Saved entries
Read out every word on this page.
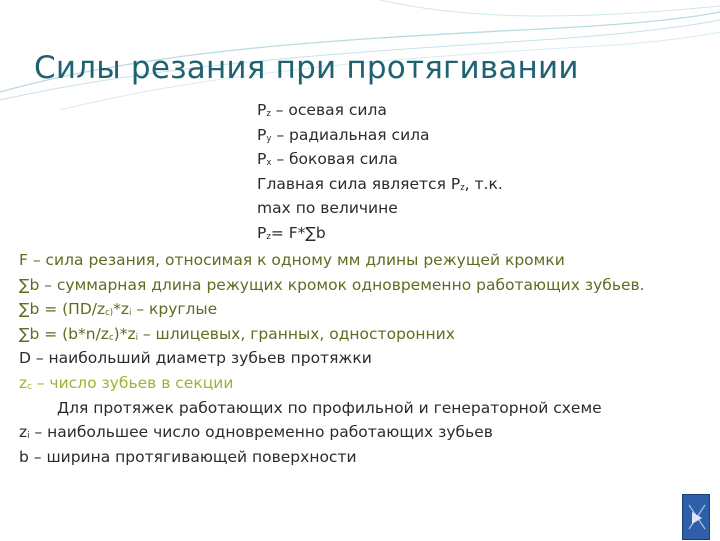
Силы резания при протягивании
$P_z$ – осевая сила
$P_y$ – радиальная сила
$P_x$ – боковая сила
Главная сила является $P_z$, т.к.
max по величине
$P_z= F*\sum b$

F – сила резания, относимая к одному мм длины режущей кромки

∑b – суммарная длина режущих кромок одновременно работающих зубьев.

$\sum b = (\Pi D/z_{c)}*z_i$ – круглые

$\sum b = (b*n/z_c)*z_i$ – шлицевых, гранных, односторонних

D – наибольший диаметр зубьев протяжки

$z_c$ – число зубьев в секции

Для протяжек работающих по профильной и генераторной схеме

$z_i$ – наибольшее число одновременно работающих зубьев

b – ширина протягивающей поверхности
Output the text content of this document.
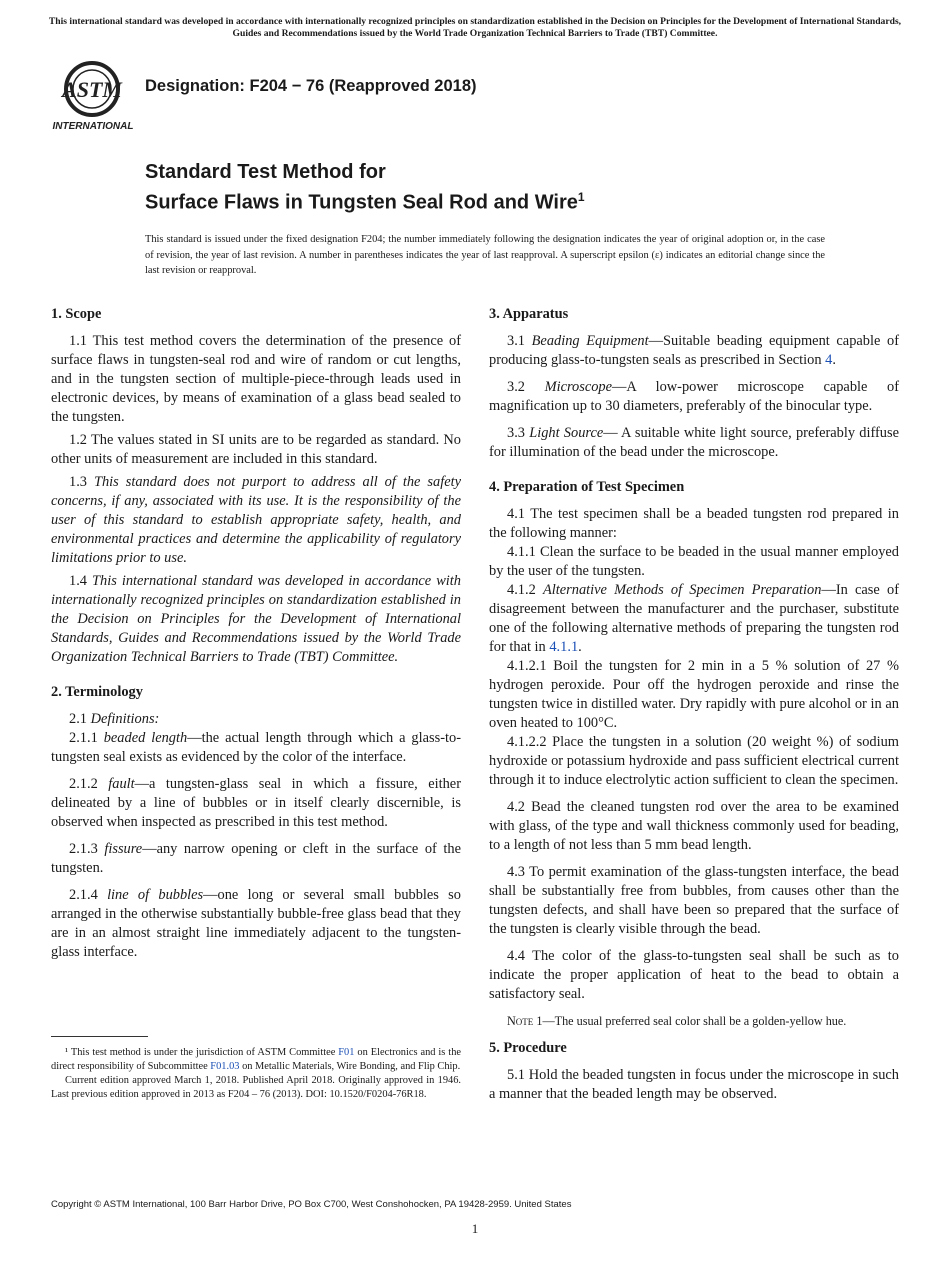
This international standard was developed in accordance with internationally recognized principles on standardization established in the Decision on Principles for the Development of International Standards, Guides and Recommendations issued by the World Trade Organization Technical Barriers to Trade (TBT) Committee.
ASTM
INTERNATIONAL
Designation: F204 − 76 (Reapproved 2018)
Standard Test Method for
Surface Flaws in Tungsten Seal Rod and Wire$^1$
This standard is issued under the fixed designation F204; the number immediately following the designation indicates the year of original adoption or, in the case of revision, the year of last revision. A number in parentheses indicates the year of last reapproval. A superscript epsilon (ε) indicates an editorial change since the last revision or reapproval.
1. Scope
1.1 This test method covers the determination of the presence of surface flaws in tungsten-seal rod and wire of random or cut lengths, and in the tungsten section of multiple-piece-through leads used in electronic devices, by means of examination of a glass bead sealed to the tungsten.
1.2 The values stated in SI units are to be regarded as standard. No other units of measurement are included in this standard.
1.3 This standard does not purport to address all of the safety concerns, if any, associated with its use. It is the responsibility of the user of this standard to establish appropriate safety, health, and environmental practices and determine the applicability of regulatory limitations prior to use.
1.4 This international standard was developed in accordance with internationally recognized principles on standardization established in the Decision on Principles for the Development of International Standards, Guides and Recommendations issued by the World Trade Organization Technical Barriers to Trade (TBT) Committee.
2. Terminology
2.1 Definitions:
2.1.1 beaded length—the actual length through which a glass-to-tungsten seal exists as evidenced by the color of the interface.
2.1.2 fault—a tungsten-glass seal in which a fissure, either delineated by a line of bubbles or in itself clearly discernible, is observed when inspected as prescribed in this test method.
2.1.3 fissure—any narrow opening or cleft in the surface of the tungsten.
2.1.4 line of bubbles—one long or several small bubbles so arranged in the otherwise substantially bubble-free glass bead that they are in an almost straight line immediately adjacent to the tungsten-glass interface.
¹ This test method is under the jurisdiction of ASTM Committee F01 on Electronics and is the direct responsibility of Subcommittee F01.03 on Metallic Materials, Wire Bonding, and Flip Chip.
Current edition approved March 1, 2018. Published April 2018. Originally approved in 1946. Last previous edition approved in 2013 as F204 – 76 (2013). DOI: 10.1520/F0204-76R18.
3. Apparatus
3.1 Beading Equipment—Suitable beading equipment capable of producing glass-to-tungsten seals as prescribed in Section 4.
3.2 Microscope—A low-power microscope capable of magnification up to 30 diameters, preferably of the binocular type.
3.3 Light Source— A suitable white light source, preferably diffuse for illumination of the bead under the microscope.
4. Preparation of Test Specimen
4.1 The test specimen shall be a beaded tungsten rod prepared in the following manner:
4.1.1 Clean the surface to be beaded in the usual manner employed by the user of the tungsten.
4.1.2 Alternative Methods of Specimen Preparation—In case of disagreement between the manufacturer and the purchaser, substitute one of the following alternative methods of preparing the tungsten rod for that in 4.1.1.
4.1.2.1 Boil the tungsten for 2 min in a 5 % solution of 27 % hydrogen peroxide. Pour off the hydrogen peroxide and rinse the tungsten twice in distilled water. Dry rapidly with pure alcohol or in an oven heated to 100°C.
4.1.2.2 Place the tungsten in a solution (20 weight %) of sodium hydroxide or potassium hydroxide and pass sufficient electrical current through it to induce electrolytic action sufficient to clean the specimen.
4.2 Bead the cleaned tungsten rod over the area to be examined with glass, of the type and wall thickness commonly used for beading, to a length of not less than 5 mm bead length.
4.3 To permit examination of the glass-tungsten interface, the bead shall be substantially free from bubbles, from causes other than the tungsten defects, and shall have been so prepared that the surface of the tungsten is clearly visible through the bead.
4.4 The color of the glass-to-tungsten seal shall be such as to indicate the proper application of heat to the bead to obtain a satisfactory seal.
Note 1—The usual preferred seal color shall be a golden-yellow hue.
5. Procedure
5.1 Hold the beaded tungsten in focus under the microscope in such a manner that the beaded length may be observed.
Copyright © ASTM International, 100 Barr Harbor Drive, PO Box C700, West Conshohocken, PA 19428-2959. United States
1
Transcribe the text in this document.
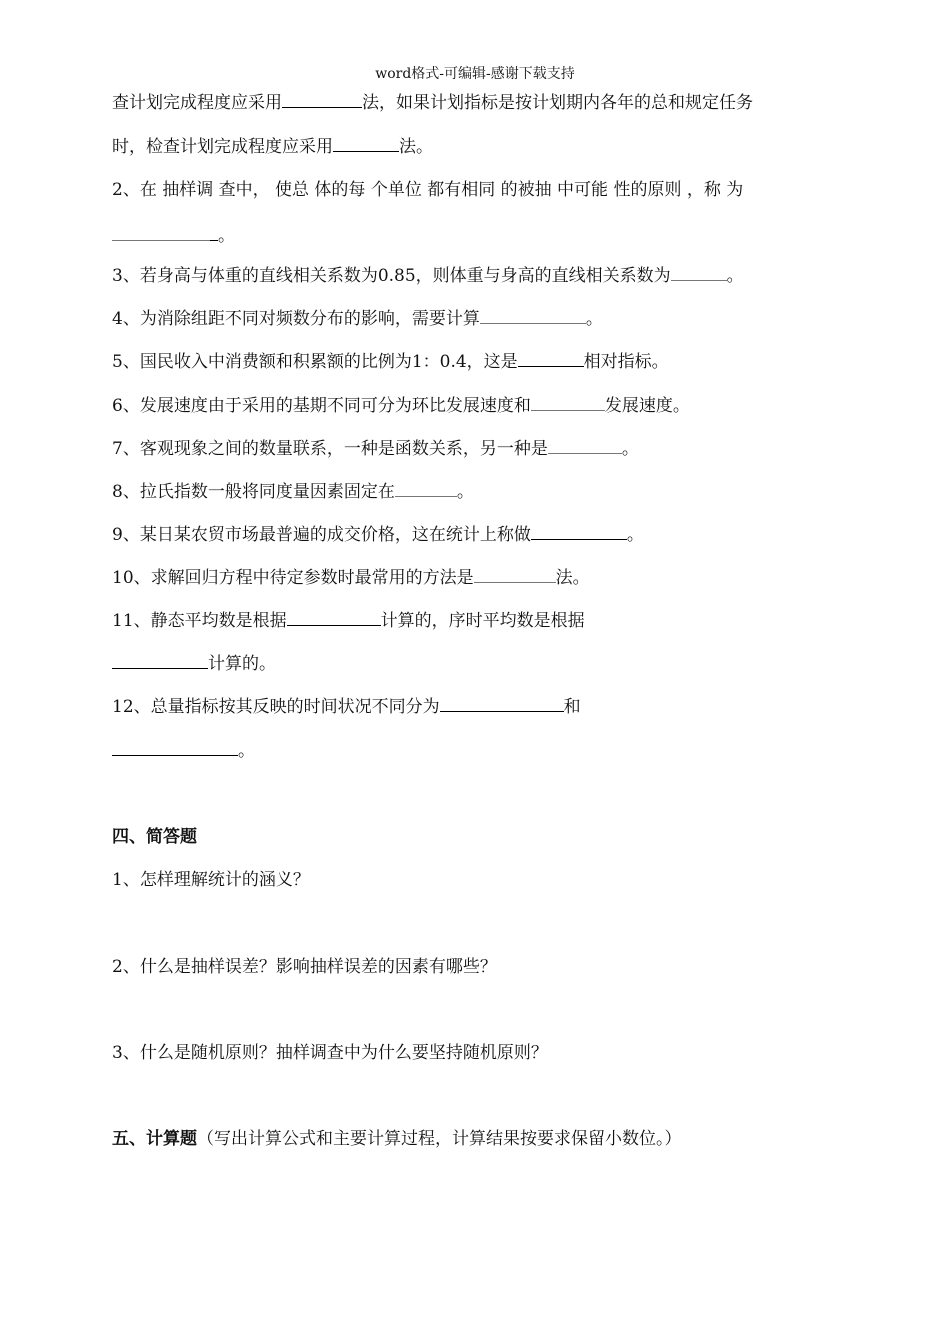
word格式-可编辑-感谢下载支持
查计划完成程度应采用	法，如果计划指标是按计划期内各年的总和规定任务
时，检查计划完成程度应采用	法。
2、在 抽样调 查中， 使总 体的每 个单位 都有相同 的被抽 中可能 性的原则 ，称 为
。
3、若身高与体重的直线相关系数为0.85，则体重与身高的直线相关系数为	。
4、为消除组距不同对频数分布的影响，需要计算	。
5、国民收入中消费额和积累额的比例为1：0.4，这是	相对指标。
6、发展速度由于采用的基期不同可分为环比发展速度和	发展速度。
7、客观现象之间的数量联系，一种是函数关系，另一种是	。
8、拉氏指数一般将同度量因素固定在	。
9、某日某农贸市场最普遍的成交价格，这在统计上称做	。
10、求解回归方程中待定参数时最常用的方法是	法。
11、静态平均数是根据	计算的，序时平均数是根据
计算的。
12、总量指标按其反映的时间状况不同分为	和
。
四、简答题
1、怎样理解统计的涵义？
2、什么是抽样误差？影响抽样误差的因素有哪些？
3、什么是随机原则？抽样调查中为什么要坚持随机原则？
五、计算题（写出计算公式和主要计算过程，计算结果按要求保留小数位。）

* _PROMPT_
Find the string "Technical" in the listing and return every line that holds it.

* _RESULT FOR THIS TASK_
This international standard was developed in accordance with internationally recognized principles on standardization established in the Decision on Principles for the Development of International Standards, Guides and Recommendations issued by the World Trade Organization Technical Barriers to Trade (TBT) Committee.
1.4 This international standard was developed in accordance with internationally recognized principles on standardization established in the Decision on Principles for the Development of International Standards, Guides and Recommendations issued by the World Trade Organization Technical Barriers to Trade (TBT) Committee.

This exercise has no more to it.